## BEGIN

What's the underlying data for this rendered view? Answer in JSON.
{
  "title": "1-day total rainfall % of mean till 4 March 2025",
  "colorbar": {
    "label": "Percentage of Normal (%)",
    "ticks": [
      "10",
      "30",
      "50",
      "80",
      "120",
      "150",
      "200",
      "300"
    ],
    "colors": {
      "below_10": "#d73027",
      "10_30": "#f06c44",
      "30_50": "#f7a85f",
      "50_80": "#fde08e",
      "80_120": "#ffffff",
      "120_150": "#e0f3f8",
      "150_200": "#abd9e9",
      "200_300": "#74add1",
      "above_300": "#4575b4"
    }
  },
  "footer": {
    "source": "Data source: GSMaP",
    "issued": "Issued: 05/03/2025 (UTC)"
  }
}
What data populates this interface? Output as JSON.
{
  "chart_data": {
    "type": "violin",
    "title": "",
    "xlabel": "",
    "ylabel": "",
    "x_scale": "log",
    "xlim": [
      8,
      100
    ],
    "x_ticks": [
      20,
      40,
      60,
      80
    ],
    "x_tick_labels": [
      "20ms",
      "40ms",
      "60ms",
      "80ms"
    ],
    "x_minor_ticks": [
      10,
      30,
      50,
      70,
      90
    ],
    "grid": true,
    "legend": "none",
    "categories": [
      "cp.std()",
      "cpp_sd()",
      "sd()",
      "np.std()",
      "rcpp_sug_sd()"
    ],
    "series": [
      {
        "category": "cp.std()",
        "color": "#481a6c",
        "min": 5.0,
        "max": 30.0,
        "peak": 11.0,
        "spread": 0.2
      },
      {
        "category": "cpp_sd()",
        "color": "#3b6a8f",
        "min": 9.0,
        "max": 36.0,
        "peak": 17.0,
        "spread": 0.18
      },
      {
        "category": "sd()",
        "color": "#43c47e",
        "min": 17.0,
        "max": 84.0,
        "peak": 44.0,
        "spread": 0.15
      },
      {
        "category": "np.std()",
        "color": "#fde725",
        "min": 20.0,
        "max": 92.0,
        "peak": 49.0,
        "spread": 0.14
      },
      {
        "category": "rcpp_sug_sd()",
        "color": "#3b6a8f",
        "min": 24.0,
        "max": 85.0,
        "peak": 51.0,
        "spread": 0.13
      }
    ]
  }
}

## END

Quote the entire listing above exactly.

SOLUTION TO THIS EXERCISE ::
What's the underlying data for this rendered view? Answer in JSON.
{
  "title": "1-day total rainfall % of mean till 4 March 2025",
  "colorbar": {
    "label": "Percentage of Normal (%)",
    "ticks": [
      "10",
      "30",
      "50",
      "80",
      "120",
      "150",
      "200",
      "300"
    ],
    "colors": {
      "below_10": "#d73027",
      "10_30": "#f06c44",
      "30_50": "#f7a85f",
      "50_80": "#fde08e",
      "80_120": "#ffffff",
      "120_150": "#e0f3f8",
      "150_200": "#abd9e9",
      "200_300": "#74add1",
      "above_300": "#4575b4"
    }
  },
  "footer": {
    "source": "Data source: GSMaP",
    "issued": "Issued: 05/03/2025 (UTC)"
  }
}
What data populates this interface? Output as JSON.
{
  "chart_data": {
    "type": "violin",
    "title": "",
    "xlabel": "",
    "ylabel": "",
    "x_scale": "log",
    "xlim": [
      8,
      100
    ],
    "x_ticks": [
      20,
      40,
      60,
      80
    ],
    "x_tick_labels": [
      "20ms",
      "40ms",
      "60ms",
      "80ms"
    ],
    "x_minor_ticks": [
      10,
      30,
      50,
      70,
      90
    ],
    "grid": true,
    "legend": "none",
    "categories": [
      "cp.std()",
      "cpp_sd()",
      "sd()",
      "np.std()",
      "rcpp_sug_sd()"
    ],
    "series": [
      {
        "category": "cp.std()",
        "color": "#481a6c",
        "min": 5.0,
        "max": 30.0,
        "peak": 11.0,
        "spread": 0.2
      },
      {
        "category": "cpp_sd()",
        "color": "#3b6a8f",
        "min": 9.0,
        "max": 36.0,
        "peak": 17.0,
        "spread": 0.18
      },
      {
        "category": "sd()",
        "color": "#43c47e",
        "min": 17.0,
        "max": 84.0,
        "peak": 44.0,
        "spread": 0.15
      },
      {
        "category": "np.std()",
        "color": "#fde725",
        "min": 20.0,
        "max": 92.0,
        "peak": 49.0,
        "spread": 0.14
      },
      {
        "category": "rcpp_sug_sd()",
        "color": "#3b6a8f",
        "min": 24.0,
        "max": 85.0,
        "peak": 51.0,
        "spread": 0.13
      }
    ]
  }
}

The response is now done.